- [Work instructions] Reproduce all of the data that follows, character for character.

- [Provided data]
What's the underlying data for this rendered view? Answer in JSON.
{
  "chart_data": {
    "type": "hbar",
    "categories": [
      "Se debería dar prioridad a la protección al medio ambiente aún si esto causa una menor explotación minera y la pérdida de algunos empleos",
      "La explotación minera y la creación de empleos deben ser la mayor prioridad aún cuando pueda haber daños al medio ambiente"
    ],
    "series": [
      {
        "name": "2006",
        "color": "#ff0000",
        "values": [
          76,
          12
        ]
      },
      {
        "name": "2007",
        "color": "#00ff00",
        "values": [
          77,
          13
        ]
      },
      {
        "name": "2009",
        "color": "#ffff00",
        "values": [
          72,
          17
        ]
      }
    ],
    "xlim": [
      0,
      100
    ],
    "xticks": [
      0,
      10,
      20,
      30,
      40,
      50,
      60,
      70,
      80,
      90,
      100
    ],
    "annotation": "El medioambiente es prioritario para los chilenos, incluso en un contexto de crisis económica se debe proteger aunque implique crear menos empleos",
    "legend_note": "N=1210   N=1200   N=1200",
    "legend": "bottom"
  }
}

- [The response]
What's the underlying data for this rendered view? Answer in JSON.
{
  "chart_data": {
    "type": "hbar",
    "categories": [
      "Se debería dar prioridad a la protección al medio ambiente aún si esto causa una menor explotación minera y la pérdida de algunos empleos",
      "La explotación minera y la creación de empleos deben ser la mayor prioridad aún cuando pueda haber daños al medio ambiente"
    ],
    "series": [
      {
        "name": "2006",
        "color": "#ff0000",
        "values": [
          76,
          12
        ]
      },
      {
        "name": "2007",
        "color": "#00ff00",
        "values": [
          77,
          13
        ]
      },
      {
        "name": "2009",
        "color": "#ffff00",
        "values": [
          72,
          17
        ]
      }
    ],
    "xlim": [
      0,
      100
    ],
    "xticks": [
      0,
      10,
      20,
      30,
      40,
      50,
      60,
      70,
      80,
      90,
      100
    ],
    "annotation": "El medioambiente es prioritario para los chilenos, incluso en un contexto de crisis económica se debe proteger aunque implique crear menos empleos",
    "legend_note": "N=1210   N=1200   N=1200",
    "legend": "bottom"
  }
}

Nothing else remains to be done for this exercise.